### EXERCISE BRIEF:
Swap "chart-title" for "plot-title" in everything from the line with "Enumerate the UI" down to the line with "bar-month-7 (433, 142, 481, 542)", and give those lines back with nothing else changed.
═════ DATA RECORDS
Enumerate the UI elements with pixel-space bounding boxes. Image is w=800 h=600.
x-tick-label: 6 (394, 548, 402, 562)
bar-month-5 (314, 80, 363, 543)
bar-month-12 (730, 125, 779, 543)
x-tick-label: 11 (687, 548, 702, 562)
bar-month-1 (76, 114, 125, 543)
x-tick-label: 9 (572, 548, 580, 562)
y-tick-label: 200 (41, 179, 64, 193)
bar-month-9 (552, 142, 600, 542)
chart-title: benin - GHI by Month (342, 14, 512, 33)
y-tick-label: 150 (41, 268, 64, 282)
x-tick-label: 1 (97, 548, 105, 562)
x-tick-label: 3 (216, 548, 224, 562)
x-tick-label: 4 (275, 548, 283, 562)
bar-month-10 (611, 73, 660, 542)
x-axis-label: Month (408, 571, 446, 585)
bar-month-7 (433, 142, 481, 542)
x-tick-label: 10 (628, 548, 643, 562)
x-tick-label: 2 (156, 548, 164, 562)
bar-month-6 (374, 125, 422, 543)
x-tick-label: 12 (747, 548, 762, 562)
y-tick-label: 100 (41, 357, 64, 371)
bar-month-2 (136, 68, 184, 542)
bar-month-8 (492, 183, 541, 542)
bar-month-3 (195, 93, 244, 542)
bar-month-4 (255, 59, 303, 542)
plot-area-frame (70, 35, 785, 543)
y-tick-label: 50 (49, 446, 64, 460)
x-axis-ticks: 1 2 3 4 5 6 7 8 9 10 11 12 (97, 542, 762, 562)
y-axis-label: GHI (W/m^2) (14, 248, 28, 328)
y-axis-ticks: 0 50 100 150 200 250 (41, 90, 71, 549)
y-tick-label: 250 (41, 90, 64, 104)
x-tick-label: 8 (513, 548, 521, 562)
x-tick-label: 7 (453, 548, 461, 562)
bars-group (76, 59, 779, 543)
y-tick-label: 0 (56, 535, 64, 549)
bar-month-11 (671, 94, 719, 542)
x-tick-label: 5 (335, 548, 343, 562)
══════════
═════ DATA RECORDS
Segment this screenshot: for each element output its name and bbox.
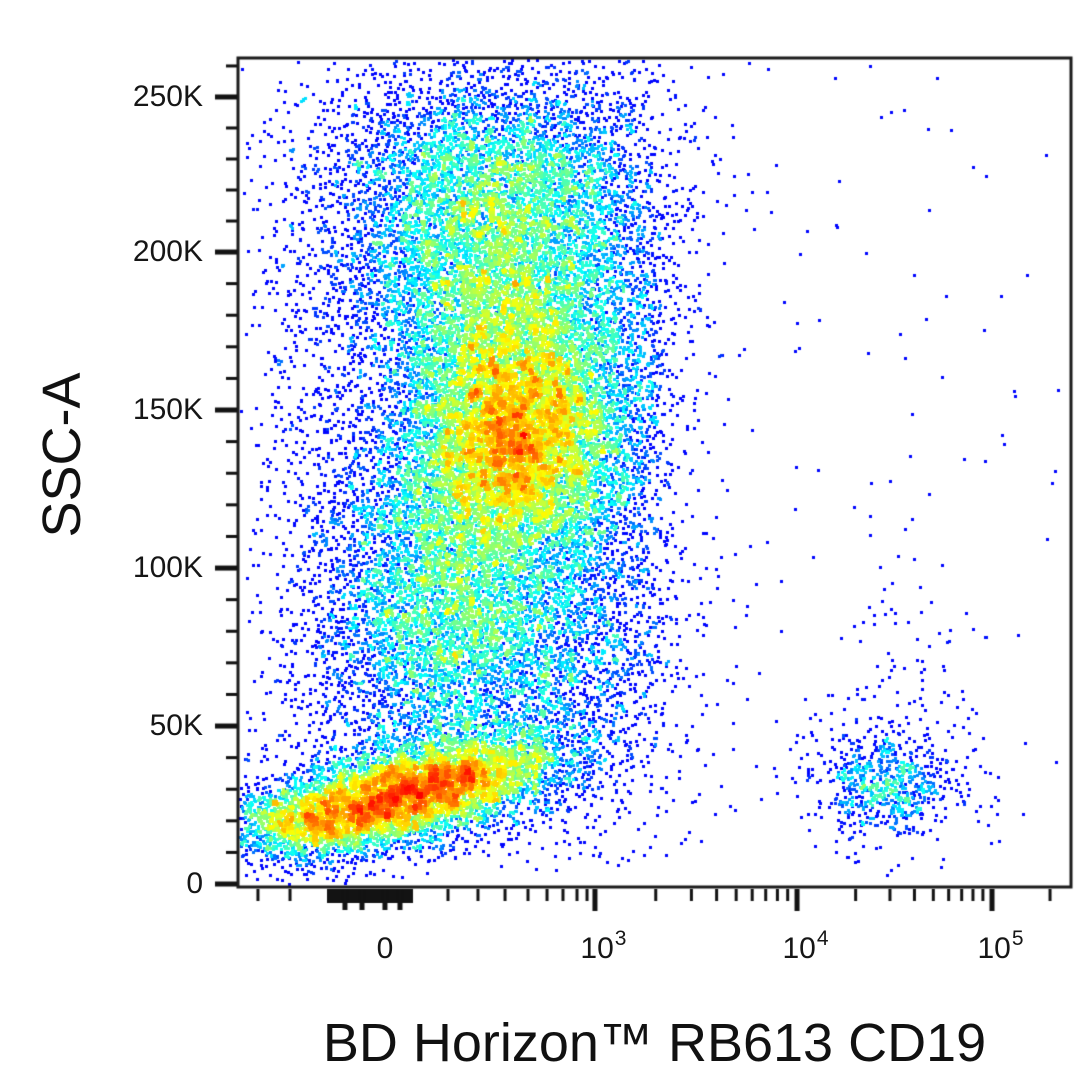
══════════
═════ DATA RECORDS
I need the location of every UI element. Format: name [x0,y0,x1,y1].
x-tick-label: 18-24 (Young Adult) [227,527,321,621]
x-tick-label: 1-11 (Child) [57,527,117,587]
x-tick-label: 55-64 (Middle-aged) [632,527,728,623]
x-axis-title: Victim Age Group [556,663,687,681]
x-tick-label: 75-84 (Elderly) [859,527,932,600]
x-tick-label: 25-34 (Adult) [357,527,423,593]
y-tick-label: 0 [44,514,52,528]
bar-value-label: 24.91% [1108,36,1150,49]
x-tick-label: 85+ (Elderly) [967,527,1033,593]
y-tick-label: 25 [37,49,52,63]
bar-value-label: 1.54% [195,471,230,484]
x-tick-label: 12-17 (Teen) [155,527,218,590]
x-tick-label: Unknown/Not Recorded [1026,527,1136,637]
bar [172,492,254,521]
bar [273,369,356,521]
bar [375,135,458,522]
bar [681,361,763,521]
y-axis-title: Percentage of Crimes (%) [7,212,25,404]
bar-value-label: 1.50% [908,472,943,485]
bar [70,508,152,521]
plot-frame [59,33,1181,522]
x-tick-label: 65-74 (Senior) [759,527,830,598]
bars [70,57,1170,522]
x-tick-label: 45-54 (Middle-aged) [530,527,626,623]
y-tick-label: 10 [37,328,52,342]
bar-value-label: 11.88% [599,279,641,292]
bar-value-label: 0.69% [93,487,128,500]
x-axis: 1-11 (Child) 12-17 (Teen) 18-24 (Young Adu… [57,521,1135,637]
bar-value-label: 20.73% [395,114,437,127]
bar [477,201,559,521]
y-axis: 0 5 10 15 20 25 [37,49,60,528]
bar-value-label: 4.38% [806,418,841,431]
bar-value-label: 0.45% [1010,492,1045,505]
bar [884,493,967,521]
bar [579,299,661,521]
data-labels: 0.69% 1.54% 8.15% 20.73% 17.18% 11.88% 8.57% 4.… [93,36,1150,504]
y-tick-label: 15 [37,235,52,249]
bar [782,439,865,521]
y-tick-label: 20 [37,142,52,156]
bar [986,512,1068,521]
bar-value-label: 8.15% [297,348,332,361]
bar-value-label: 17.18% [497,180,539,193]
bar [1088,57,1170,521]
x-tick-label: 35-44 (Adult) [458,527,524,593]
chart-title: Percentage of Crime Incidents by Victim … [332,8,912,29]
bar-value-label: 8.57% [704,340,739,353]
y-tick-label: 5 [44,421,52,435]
══════════
### SOLUTION TO THIS TASK:
Enumerate the UI elements with pixel-space bounding boxes. Image is w=800 h=600.
x-tick-label: 6 (394, 548, 402, 562)
bar-month-5 (314, 80, 363, 543)
bar-month-12 (730, 125, 779, 543)
x-tick-label: 11 (687, 548, 702, 562)
bar-month-1 (76, 114, 125, 543)
x-tick-label: 9 (572, 548, 580, 562)
y-tick-label: 200 (41, 179, 64, 193)
bar-month-9 (552, 142, 600, 542)
plot-title: benin - GHI by Month (342, 14, 512, 33)
y-tick-label: 150 (41, 268, 64, 282)
x-tick-label: 1 (97, 548, 105, 562)
x-tick-label: 3 (216, 548, 224, 562)
x-tick-label: 4 (275, 548, 283, 562)
bar-month-10 (611, 73, 660, 542)
x-axis-label: Month (408, 571, 446, 585)
bar-month-7 (433, 142, 481, 542)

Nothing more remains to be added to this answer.